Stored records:
┌────────

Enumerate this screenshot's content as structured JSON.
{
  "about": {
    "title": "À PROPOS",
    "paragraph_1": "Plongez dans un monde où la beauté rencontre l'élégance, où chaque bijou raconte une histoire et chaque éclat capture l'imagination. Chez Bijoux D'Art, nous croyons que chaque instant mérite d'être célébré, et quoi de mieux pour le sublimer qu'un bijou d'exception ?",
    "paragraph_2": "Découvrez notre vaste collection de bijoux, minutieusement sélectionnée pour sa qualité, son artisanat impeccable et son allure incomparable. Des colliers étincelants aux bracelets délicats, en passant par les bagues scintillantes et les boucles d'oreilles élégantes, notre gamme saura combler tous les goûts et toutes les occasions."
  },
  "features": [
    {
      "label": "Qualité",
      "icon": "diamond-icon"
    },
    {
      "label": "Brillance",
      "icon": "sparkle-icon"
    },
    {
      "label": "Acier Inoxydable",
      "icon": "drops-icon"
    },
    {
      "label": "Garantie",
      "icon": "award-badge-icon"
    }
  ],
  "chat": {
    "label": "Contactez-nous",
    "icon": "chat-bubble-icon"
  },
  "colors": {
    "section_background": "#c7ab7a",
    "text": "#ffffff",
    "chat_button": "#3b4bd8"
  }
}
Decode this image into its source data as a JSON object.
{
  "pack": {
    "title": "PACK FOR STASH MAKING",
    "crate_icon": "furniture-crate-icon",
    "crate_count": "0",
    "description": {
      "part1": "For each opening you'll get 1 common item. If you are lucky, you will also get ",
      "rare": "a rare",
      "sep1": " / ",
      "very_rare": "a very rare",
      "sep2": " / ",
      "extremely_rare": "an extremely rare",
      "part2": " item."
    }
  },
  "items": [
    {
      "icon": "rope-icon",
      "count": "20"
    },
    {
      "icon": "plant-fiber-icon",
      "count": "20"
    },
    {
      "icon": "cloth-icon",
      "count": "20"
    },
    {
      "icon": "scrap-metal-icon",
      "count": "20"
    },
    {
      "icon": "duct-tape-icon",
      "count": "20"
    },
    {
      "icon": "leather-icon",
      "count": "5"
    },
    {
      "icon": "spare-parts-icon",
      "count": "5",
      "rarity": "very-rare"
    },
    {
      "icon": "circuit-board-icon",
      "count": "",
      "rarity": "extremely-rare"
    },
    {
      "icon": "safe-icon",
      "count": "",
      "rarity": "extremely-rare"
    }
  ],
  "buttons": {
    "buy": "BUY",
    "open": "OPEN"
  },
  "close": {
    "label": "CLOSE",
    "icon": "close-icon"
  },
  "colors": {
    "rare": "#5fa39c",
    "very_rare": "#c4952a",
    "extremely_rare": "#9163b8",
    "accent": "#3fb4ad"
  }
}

└────────

** YOUR TASK **
Recopy all the lines exactly as they appear.

** TASK OUTPUT **
Enumerate this screenshot's content as structured JSON.
{
  "about": {
    "title": "À PROPOS",
    "paragraph_1": "Plongez dans un monde où la beauté rencontre l'élégance, où chaque bijou raconte une histoire et chaque éclat capture l'imagination. Chez Bijoux D'Art, nous croyons que chaque instant mérite d'être célébré, et quoi de mieux pour le sublimer qu'un bijou d'exception ?",
    "paragraph_2": "Découvrez notre vaste collection de bijoux, minutieusement sélectionnée pour sa qualité, son artisanat impeccable et son allure incomparable. Des colliers étincelants aux bracelets délicats, en passant par les bagues scintillantes et les boucles d'oreilles élégantes, notre gamme saura combler tous les goûts et toutes les occasions."
  },
  "features": [
    {
      "label": "Qualité",
      "icon": "diamond-icon"
    },
    {
      "label": "Brillance",
      "icon": "sparkle-icon"
    },
    {
      "label": "Acier Inoxydable",
      "icon": "drops-icon"
    },
    {
      "label": "Garantie",
      "icon": "award-badge-icon"
    }
  ],
  "chat": {
    "label": "Contactez-nous",
    "icon": "chat-bubble-icon"
  },
  "colors": {
    "section_background": "#c7ab7a",
    "text": "#ffffff",
    "chat_button": "#3b4bd8"
  }
}
Decode this image into its source data as a JSON object.
{
  "pack": {
    "title": "PACK FOR STASH MAKING",
    "crate_icon": "furniture-crate-icon",
    "crate_count": "0",
    "description": {
      "part1": "For each opening you'll get 1 common item. If you are lucky, you will also get ",
      "rare": "a rare",
      "sep1": " / ",
      "very_rare": "a very rare",
      "sep2": " / ",
      "extremely_rare": "an extremely rare",
      "part2": " item."
    }
  },
  "items": [
    {
      "icon": "rope-icon",
      "count": "20"
    },
    {
      "icon": "plant-fiber-icon",
      "count": "20"
    },
    {
      "icon": "cloth-icon",
      "count": "20"
    },
    {
      "icon": "scrap-metal-icon",
      "count": "20"
    },
    {
      "icon": "duct-tape-icon",
      "count": "20"
    },
    {
      "icon": "leather-icon",
      "count": "5"
    },
    {
      "icon": "spare-parts-icon",
      "count": "5",
      "rarity": "very-rare"
    },
    {
      "icon": "circuit-board-icon",
      "count": "",
      "rarity": "extremely-rare"
    },
    {
      "icon": "safe-icon",
      "count": "",
      "rarity": "extremely-rare"
    }
  ],
  "buttons": {
    "buy": "BUY",
    "open": "OPEN"
  },
  "close": {
    "label": "CLOSE",
    "icon": "close-icon"
  },
  "colors": {
    "rare": "#5fa39c",
    "very_rare": "#c4952a",
    "extremely_rare": "#9163b8",
    "accent": "#3fb4ad"
  }
}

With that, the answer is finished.